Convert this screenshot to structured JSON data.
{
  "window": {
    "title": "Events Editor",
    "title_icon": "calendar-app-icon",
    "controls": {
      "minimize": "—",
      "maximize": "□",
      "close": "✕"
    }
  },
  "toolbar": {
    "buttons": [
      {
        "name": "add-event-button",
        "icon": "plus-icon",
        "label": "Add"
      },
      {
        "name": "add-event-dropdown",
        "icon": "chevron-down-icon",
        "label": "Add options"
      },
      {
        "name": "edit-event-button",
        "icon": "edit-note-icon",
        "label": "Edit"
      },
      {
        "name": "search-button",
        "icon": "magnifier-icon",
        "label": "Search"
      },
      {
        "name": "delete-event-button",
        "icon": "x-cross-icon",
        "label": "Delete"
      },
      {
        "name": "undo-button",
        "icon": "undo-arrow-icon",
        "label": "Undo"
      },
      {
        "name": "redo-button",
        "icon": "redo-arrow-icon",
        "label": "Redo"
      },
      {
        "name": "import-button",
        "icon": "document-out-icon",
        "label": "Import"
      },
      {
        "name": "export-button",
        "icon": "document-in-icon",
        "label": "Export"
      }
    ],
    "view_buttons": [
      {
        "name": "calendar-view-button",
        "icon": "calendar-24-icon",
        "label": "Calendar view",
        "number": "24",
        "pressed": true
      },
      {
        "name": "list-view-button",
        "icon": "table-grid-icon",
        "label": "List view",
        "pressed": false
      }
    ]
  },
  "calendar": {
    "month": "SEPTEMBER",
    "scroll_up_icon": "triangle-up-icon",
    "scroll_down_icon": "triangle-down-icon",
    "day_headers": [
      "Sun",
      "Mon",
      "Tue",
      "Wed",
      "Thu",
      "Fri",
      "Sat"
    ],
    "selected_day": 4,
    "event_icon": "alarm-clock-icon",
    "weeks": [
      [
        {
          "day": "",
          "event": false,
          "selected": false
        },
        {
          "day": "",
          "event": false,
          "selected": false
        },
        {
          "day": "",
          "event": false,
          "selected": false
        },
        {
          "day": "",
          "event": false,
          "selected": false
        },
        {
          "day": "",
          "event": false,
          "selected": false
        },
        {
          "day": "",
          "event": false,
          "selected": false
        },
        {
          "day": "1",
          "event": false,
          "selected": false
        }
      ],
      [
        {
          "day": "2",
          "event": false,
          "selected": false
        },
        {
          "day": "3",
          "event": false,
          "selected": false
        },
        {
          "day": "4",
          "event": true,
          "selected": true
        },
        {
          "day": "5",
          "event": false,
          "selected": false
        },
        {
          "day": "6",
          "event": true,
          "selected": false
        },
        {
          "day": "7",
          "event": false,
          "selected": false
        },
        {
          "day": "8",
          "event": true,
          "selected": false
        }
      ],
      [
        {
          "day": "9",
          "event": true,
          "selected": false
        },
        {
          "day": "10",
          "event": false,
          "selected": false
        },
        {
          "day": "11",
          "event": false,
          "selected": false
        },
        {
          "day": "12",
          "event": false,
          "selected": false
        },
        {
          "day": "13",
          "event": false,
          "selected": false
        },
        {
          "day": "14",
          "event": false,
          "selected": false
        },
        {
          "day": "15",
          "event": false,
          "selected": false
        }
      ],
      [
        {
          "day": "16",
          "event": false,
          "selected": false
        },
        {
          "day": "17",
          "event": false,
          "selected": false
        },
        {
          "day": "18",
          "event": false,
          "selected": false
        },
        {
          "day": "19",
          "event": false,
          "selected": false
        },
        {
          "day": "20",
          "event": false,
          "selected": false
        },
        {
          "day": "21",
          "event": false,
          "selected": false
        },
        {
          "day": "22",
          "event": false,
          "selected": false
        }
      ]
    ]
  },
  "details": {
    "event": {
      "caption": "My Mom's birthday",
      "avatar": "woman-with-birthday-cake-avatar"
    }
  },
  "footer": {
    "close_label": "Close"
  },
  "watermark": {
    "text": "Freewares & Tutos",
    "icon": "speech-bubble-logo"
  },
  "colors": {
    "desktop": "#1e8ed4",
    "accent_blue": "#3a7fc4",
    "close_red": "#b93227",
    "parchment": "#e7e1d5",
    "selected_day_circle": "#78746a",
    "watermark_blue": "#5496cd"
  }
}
-*-
Please output every record, keeping each line exact.

Convert this screenshot to structured JSON data.
{
  "window": {
    "title": "Events Editor",
    "title_icon": "calendar-app-icon",
    "controls": {
      "minimize": "—",
      "maximize": "□",
      "close": "✕"
    }
  },
  "toolbar": {
    "buttons": [
      {
        "name": "add-event-button",
        "icon": "plus-icon",
        "label": "Add"
      },
      {
        "name": "add-event-dropdown",
        "icon": "chevron-down-icon",
        "label": "Add options"
      },
      {
        "name": "edit-event-button",
        "icon": "edit-note-icon",
        "label": "Edit"
      },
      {
        "name": "search-button",
        "icon": "magnifier-icon",
        "label": "Search"
      },
      {
        "name": "delete-event-button",
        "icon": "x-cross-icon",
        "label": "Delete"
      },
      {
        "name": "undo-button",
        "icon": "undo-arrow-icon",
        "label": "Undo"
      },
      {
        "name": "redo-button",
        "icon": "redo-arrow-icon",
        "label": "Redo"
      },
      {
        "name": "import-button",
        "icon": "document-out-icon",
        "label": "Import"
      },
      {
        "name": "export-button",
        "icon": "document-in-icon",
        "label": "Export"
      }
    ],
    "view_buttons": [
      {
        "name": "calendar-view-button",
        "icon": "calendar-24-icon",
        "label": "Calendar view",
        "number": "24",
        "pressed": true
      },
      {
        "name": "list-view-button",
        "icon": "table-grid-icon",
        "label": "List view",
        "pressed": false
      }
    ]
  },
  "calendar": {
    "month": "SEPTEMBER",
    "scroll_up_icon": "triangle-up-icon",
    "scroll_down_icon": "triangle-down-icon",
    "day_headers": [
      "Sun",
      "Mon",
      "Tue",
      "Wed",
      "Thu",
      "Fri",
      "Sat"
    ],
    "selected_day": 4,
    "event_icon": "alarm-clock-icon",
    "weeks": [
      [
        {
          "day": "",
          "event": false,
          "selected": false
        },
        {
          "day": "",
          "event": false,
          "selected": false
        },
        {
          "day": "",
          "event": false,
          "selected": false
        },
        {
          "day": "",
          "event": false,
          "selected": false
        },
        {
          "day": "",
          "event": false,
          "selected": false
        },
        {
          "day": "",
          "event": false,
          "selected": false
        },
        {
          "day": "1",
          "event": false,
          "selected": false
        }
      ],
      [
        {
          "day": "2",
          "event": false,
          "selected": false
        },
        {
          "day": "3",
          "event": false,
          "selected": false
        },
        {
          "day": "4",
          "event": true,
          "selected": true
        },
        {
          "day": "5",
          "event": false,
          "selected": false
        },
        {
          "day": "6",
          "event": true,
          "selected": false
        },
        {
          "day": "7",
          "event": false,
          "selected": false
        },
        {
          "day": "8",
          "event": true,
          "selected": false
        }
      ],
      [
        {
          "day": "9",
          "event": true,
          "selected": false
        },
        {
          "day": "10",
          "event": false,
          "selected": false
        },
        {
          "day": "11",
          "event": false,
          "selected": false
        },
        {
          "day": "12",
          "event": false,
          "selected": false
        },
        {
          "day": "13",
          "event": false,
          "selected": false
        },
        {
          "day": "14",
          "event": false,
          "selected": false
        },
        {
          "day": "15",
          "event": false,
          "selected": false
        }
      ],
      [
        {
          "day": "16",
          "event": false,
          "selected": false
        },
        {
          "day": "17",
          "event": false,
          "selected": false
        },
        {
          "day": "18",
          "event": false,
          "selected": false
        },
        {
          "day": "19",
          "event": false,
          "selected": false
        },
        {
          "day": "20",
          "event": false,
          "selected": false
        },
        {
          "day": "21",
          "event": false,
          "selected": false
        },
        {
          "day": "22",
          "event": false,
          "selected": false
        }
      ]
    ]
  },
  "details": {
    "event": {
      "caption": "My Mom's birthday",
      "avatar": "woman-with-birthday-cake-avatar"
    }
  },
  "footer": {
    "close_label": "Close"
  },
  "watermark": {
    "text": "Freewares & Tutos",
    "icon": "speech-bubble-logo"
  },
  "colors": {
    "desktop": "#1e8ed4",
    "accent_blue": "#3a7fc4",
    "close_red": "#b93227",
    "parchment": "#e7e1d5",
    "selected_day_circle": "#78746a",
    "watermark_blue": "#5496cd"
  }
}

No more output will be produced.